(Goal)
Write out all of the data below without changing a character, and omit the pictures.

(Exercise input)
———

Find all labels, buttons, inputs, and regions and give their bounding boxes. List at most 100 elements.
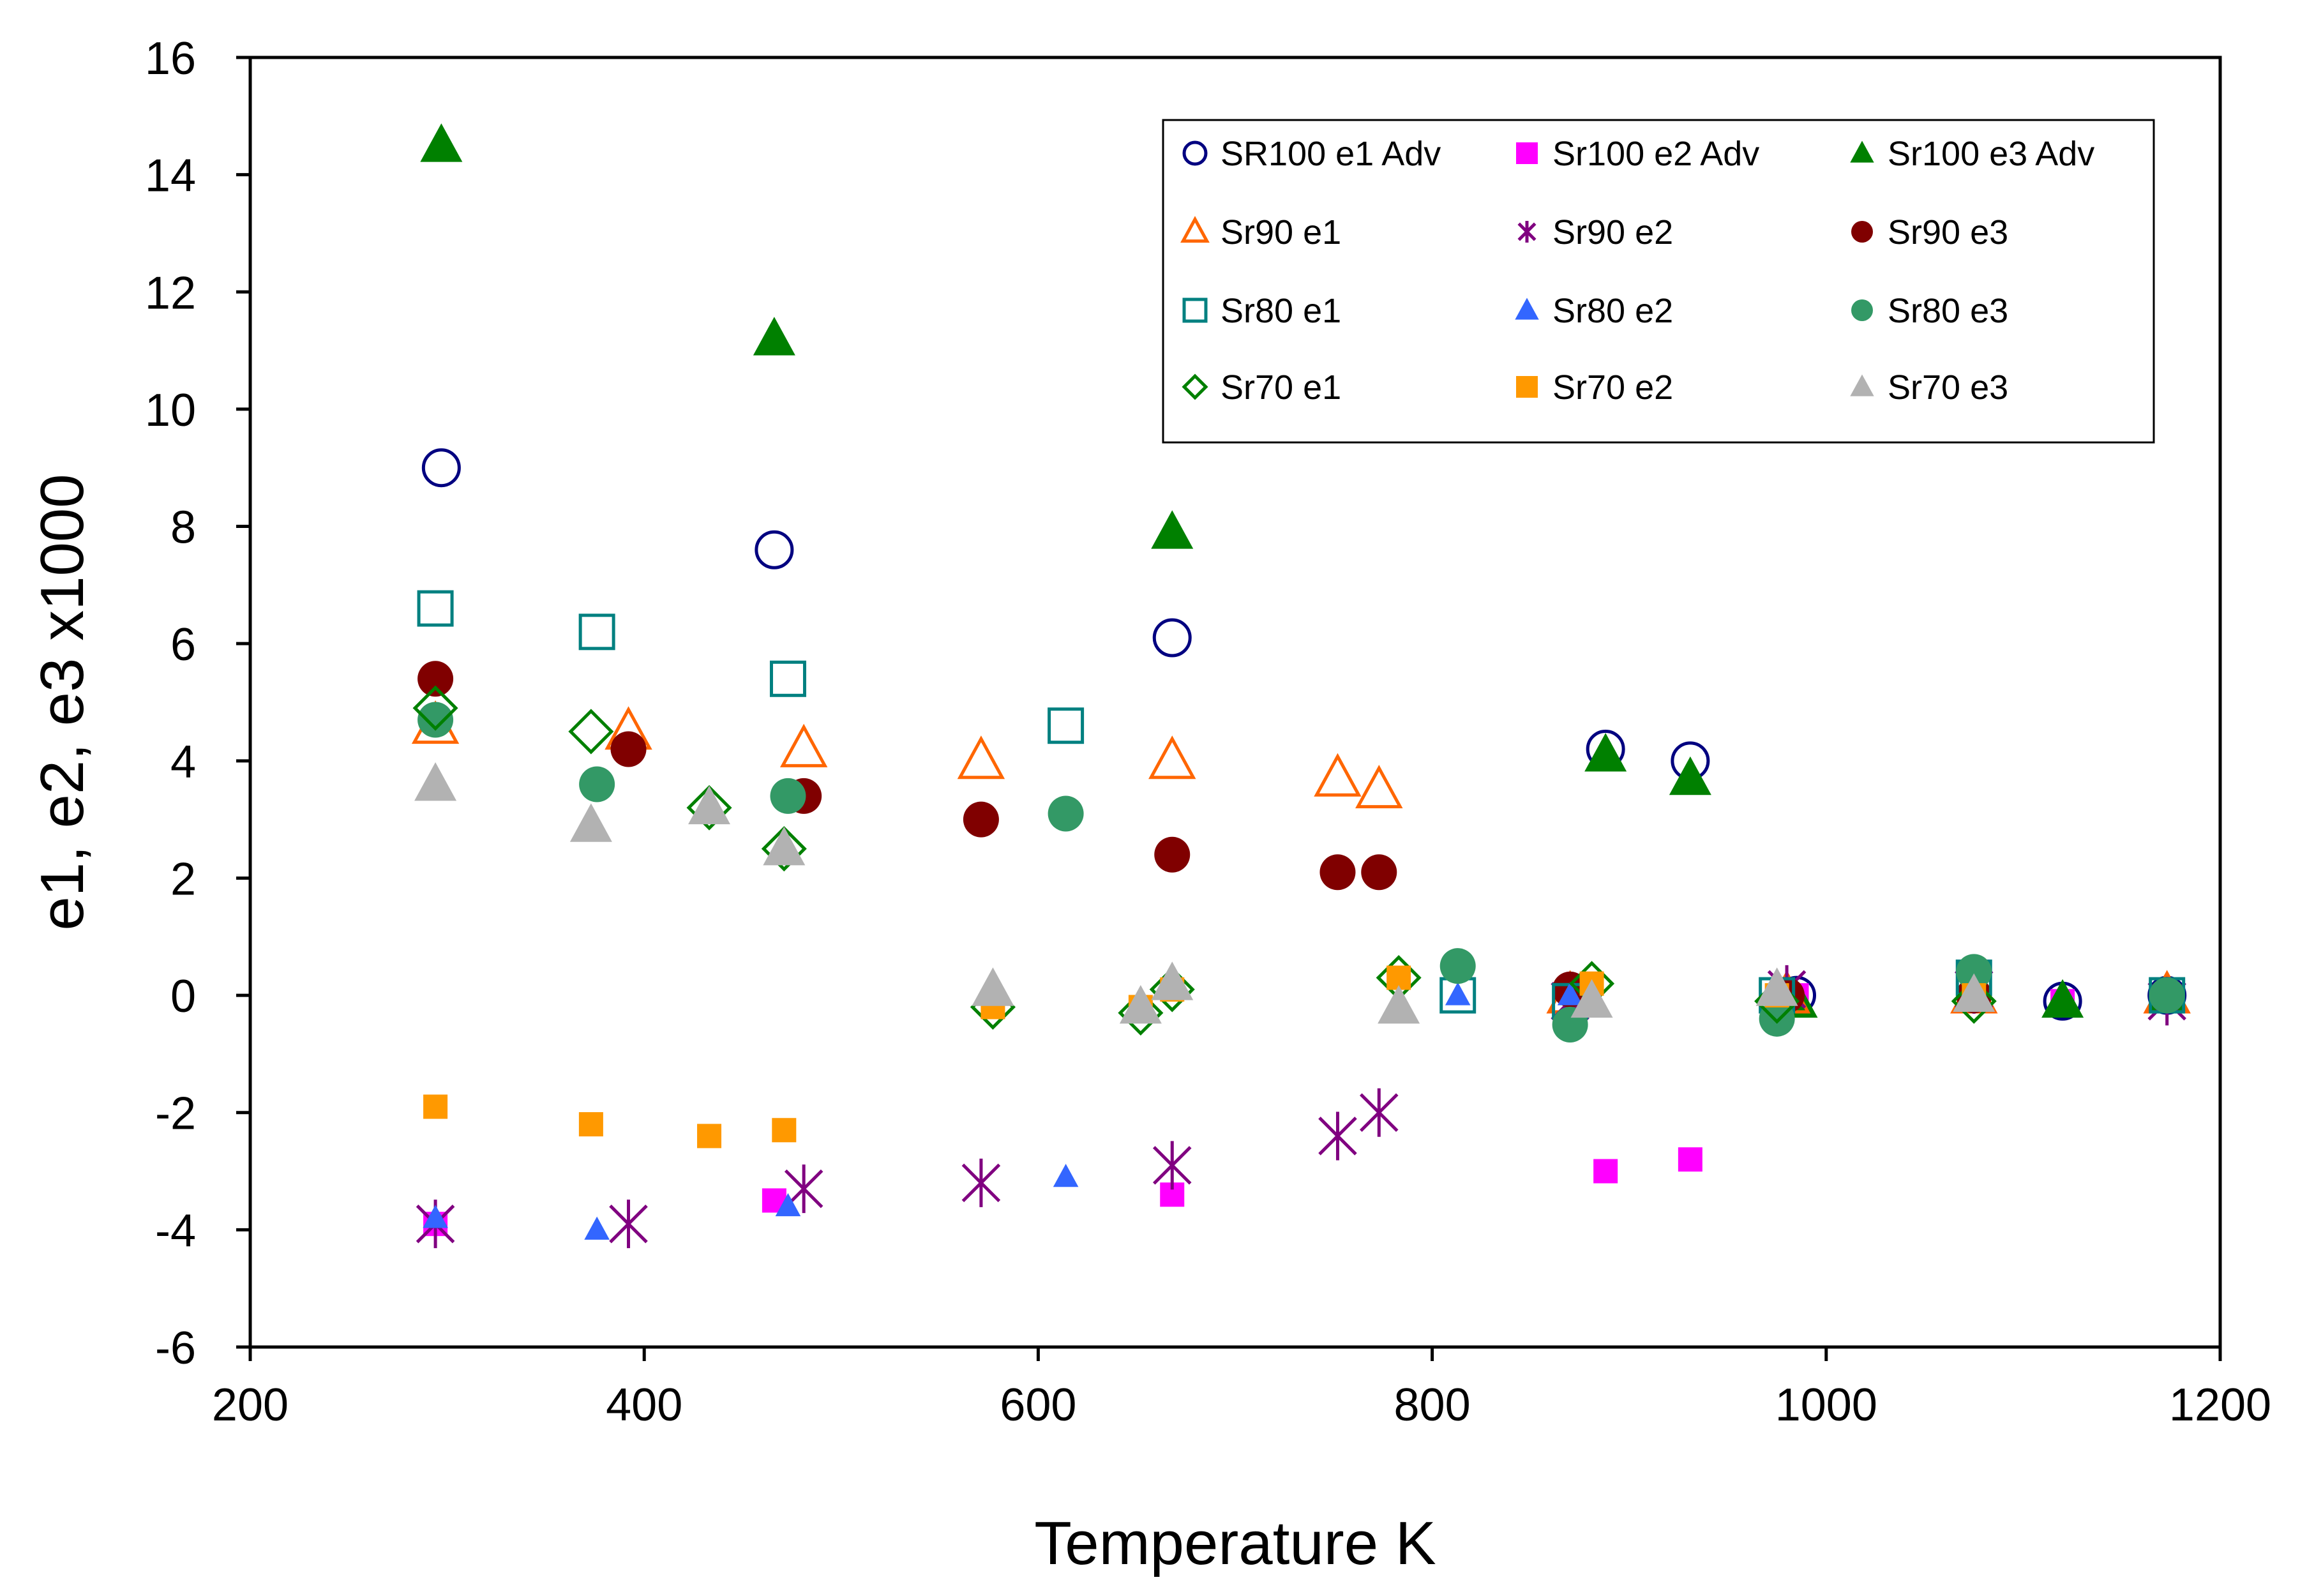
data-point (753, 317, 795, 356)
data-point (1759, 1000, 1795, 1037)
legend-item-sr70-e2: Sr70 e2 (1516, 368, 1673, 407)
legend-marker (1517, 221, 1537, 243)
data-point (1151, 510, 1194, 549)
data-point (1360, 1088, 1399, 1137)
legend-marker-stroke (1517, 222, 1537, 241)
data-point (697, 1124, 722, 1148)
legend-label: Sr80 e1 (1221, 292, 1341, 330)
y-tick-label: -6 (155, 1323, 196, 1374)
data-point (957, 735, 1005, 779)
data-point-stroke (1318, 1117, 1357, 1156)
legend-marker (1850, 374, 1874, 396)
legend-marker (1516, 142, 1538, 164)
data-point (1151, 961, 1194, 1000)
y-tick-label: 4 (170, 737, 196, 788)
y-tick-label: 12 (145, 267, 196, 319)
data-point (1593, 1159, 1618, 1184)
data-point-stroke (1360, 1093, 1399, 1132)
data-point (420, 123, 463, 162)
data-point (2041, 979, 2084, 1018)
y-tick-label: 2 (170, 854, 196, 905)
data-point (755, 530, 794, 569)
data-point (1953, 973, 1995, 1012)
y-tick-label: 8 (170, 502, 196, 553)
data-point (686, 785, 732, 831)
legend-item-sr80-e2: Sr80 e2 (1515, 292, 1673, 330)
data-point (1361, 854, 1397, 891)
data-point (1557, 982, 1583, 1005)
legend-item-sr80-e3: Sr80 e3 (1851, 292, 2008, 330)
x-tick-label: 1000 (1775, 1380, 1877, 1431)
data-point (609, 1200, 648, 1249)
y-tick-label: 10 (145, 385, 196, 436)
legend-label: SR100 e1 Adv (1221, 135, 1441, 173)
data-point (1378, 984, 1420, 1024)
data-point (1118, 990, 1164, 1036)
legend-label: Sr90 e3 (1888, 213, 2008, 252)
legend-marker (1180, 216, 1210, 243)
data-point (417, 661, 454, 697)
data-point (414, 762, 457, 801)
legend-box (1162, 119, 2155, 444)
data-point (775, 1193, 801, 1217)
legend-item-sr90-e3: Sr90 e3 (1851, 213, 2008, 252)
legend-item-sr80-e1: Sr80 e1 (1182, 292, 1341, 330)
legend-item-sr70-e1: Sr70 e1 (1182, 368, 1341, 407)
series-sr70-e3 (414, 762, 1995, 1024)
series-sr80-e3 (417, 702, 2185, 1043)
y-tick-label: 14 (145, 151, 196, 202)
data-point (1152, 1141, 1192, 1190)
data-point-stroke (961, 1163, 1001, 1203)
data-point (610, 731, 647, 767)
legend-marker (1851, 299, 1873, 321)
data-point (772, 1118, 797, 1143)
legend-item-sr100-e1-adv: SR100 e1 Adv (1182, 135, 1441, 173)
data-point (1570, 979, 1613, 1018)
data-point (578, 614, 615, 651)
data-point (423, 1205, 448, 1228)
data-point (1154, 836, 1191, 873)
x-tick-label: 1200 (2169, 1380, 2271, 1431)
y-tick-label: -4 (155, 1205, 196, 1256)
legend-label: Sr70 e3 (1888, 368, 2008, 407)
data-point (412, 685, 458, 731)
legend-label: Sr70 e2 (1552, 368, 1673, 407)
data-markers (411, 123, 2191, 1249)
data-point-stroke (609, 1204, 648, 1244)
data-point (569, 803, 612, 842)
data-point (1669, 756, 1711, 795)
legend-marker (1851, 221, 1873, 243)
data-point (417, 590, 454, 627)
data-point (417, 702, 454, 738)
data-point (1355, 765, 1403, 809)
data-point (1755, 967, 1798, 1006)
data-point (1319, 854, 1356, 891)
axis-ticks: 200 400 600 800 1000 1200 -6 -4 -2 0 2 4 6 8 10 12 14 16 (145, 33, 2271, 1431)
x-tick-label: 400 (606, 1380, 682, 1431)
data-point (423, 1094, 448, 1119)
data-point (1119, 984, 1162, 1024)
data-point (1048, 795, 1084, 832)
data-point (1048, 707, 1085, 744)
legend-item-sr90-e1: Sr90 e1 (1180, 213, 1341, 252)
legend-label: Sr80 e2 (1552, 292, 1673, 330)
data-point (1678, 1147, 1702, 1172)
data-point (779, 723, 828, 767)
data-point (568, 709, 614, 755)
y-tick-label: 0 (170, 971, 196, 1022)
data-point (972, 967, 1014, 1006)
legend-marker (1850, 140, 1874, 163)
legend-label: Sr80 e3 (1888, 292, 2008, 330)
y-tick-label: 16 (145, 33, 196, 84)
data-point (1584, 733, 1627, 772)
legend-item-sr90-e2: Sr90 e2 (1517, 213, 1673, 252)
legend-label: Sr70 e1 (1221, 368, 1341, 407)
data-point (1053, 1164, 1079, 1187)
data-point (579, 766, 615, 802)
legend-marker (1516, 376, 1538, 398)
data-point (1148, 735, 1196, 779)
data-point (769, 660, 806, 697)
legend-marker (1182, 373, 1208, 400)
x-tick-label: 800 (1394, 1380, 1471, 1431)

———

(Expected answer)
Find all labels, buttons, inputs, and regions and give their bounding boxes. List at most 100 elements.
data-point (753, 317, 795, 356)
data-point (1759, 1000, 1795, 1037)
legend-item-sr70-e2: Sr70 e2 (1516, 368, 1673, 407)
legend-marker (1517, 221, 1537, 243)
data-point (1151, 510, 1194, 549)
data-point (1360, 1088, 1399, 1137)
legend-marker-stroke (1517, 222, 1537, 241)
data-point (697, 1124, 722, 1148)
legend-label: Sr80 e1 (1221, 292, 1341, 330)
y-tick-label: -6 (155, 1323, 196, 1374)
data-point (957, 735, 1005, 779)
data-point-stroke (1318, 1117, 1357, 1156)
legend-marker (1850, 374, 1874, 396)
legend-marker (1516, 142, 1538, 164)
data-point (1151, 961, 1194, 1000)
y-tick-label: 4 (170, 737, 196, 788)
y-tick-label: 12 (145, 267, 196, 319)
data-point (1593, 1159, 1618, 1184)
data-point-stroke (1360, 1093, 1399, 1132)
data-point (420, 123, 463, 162)
data-point (2041, 979, 2084, 1018)
y-tick-label: 2 (170, 854, 196, 905)
data-point (755, 530, 794, 569)
data-point (1953, 973, 1995, 1012)
y-tick-label: 8 (170, 502, 196, 553)
data-point (686, 785, 732, 831)
legend-item-sr80-e2: Sr80 e2 (1515, 292, 1673, 330)
data-point (1361, 854, 1397, 891)
data-point (1557, 982, 1583, 1005)
legend-item-sr80-e3: Sr80 e3 (1851, 292, 2008, 330)
x-tick-label: 1000 (1775, 1380, 1877, 1431)
data-point (609, 1200, 648, 1249)
y-tick-label: 10 (145, 385, 196, 436)
legend-label: SR100 e1 Adv (1221, 135, 1441, 173)
data-point (1378, 984, 1420, 1024)
data-point (1118, 990, 1164, 1036)
legend-label: Sr90 e3 (1888, 213, 2008, 252)
legend-marker (1180, 216, 1210, 243)
data-point (417, 661, 454, 697)
data-point (414, 762, 457, 801)
legend-box (1162, 119, 2155, 444)
data-point (775, 1193, 801, 1217)
legend-item-sr90-e3: Sr90 e3 (1851, 213, 2008, 252)
legend-item-sr80-e1: Sr80 e1 (1182, 292, 1341, 330)
legend-item-sr70-e1: Sr70 e1 (1182, 368, 1341, 407)
series-sr70-e3 (414, 762, 1995, 1024)
series-sr80-e3 (417, 702, 2185, 1043)
y-tick-label: 14 (145, 151, 196, 202)
data-point (1152, 1141, 1192, 1190)
data-point-stroke (961, 1163, 1001, 1203)
data-point (610, 731, 647, 767)
legend-marker (1851, 299, 1873, 321)
data-point (772, 1118, 797, 1143)
legend-item-sr100-e1-adv: SR100 e1 Adv (1182, 135, 1441, 173)
data-point (1570, 979, 1613, 1018)
data-point (578, 614, 615, 651)
data-point (423, 1205, 448, 1228)
data-point (1154, 836, 1191, 873)
x-tick-label: 1200 (2169, 1380, 2271, 1431)
y-tick-label: -4 (155, 1205, 196, 1256)
legend-label: Sr70 e3 (1888, 368, 2008, 407)
data-point (412, 685, 458, 731)
legend-label: Sr70 e2 (1552, 368, 1673, 407)
data-markers (411, 123, 2191, 1249)
data-point-stroke (609, 1204, 648, 1244)
data-point (569, 803, 612, 842)
data-point (1669, 756, 1711, 795)
legend-marker (1851, 221, 1873, 243)
data-point (417, 590, 454, 627)
data-point (417, 702, 454, 738)
data-point (1355, 765, 1403, 809)
data-point (1755, 967, 1798, 1006)
data-point (1319, 854, 1356, 891)
axis-ticks: 200 400 600 800 1000 1200 -6 -4 -2 0 2 4 6 8 10 12 14 16 (145, 33, 2271, 1431)
x-tick-label: 400 (606, 1380, 682, 1431)
data-point (423, 1094, 448, 1119)
data-point (1119, 984, 1162, 1024)
data-point (1048, 795, 1084, 832)
data-point (1048, 707, 1085, 744)
legend-item-sr90-e1: Sr90 e1 (1180, 213, 1341, 252)
legend-label: Sr80 e2 (1552, 292, 1673, 330)
data-point (1678, 1147, 1702, 1172)
data-point (779, 723, 828, 767)
data-point (568, 709, 614, 755)
y-tick-label: 0 (170, 971, 196, 1022)
data-point (972, 967, 1014, 1006)
legend-marker (1850, 140, 1874, 163)
legend-label: Sr80 e3 (1888, 292, 2008, 330)
y-tick-label: 16 (145, 33, 196, 84)
data-point (1584, 733, 1627, 772)
legend-item-sr90-e2: Sr90 e2 (1517, 213, 1673, 252)
legend-label: Sr70 e1 (1221, 368, 1341, 407)
data-point (1053, 1164, 1079, 1187)
data-point (579, 766, 615, 802)
legend-marker (1516, 376, 1538, 398)
data-point (1148, 735, 1196, 779)
data-point (769, 660, 806, 697)
legend-marker (1182, 373, 1208, 400)
x-tick-label: 800 (1394, 1380, 1471, 1431)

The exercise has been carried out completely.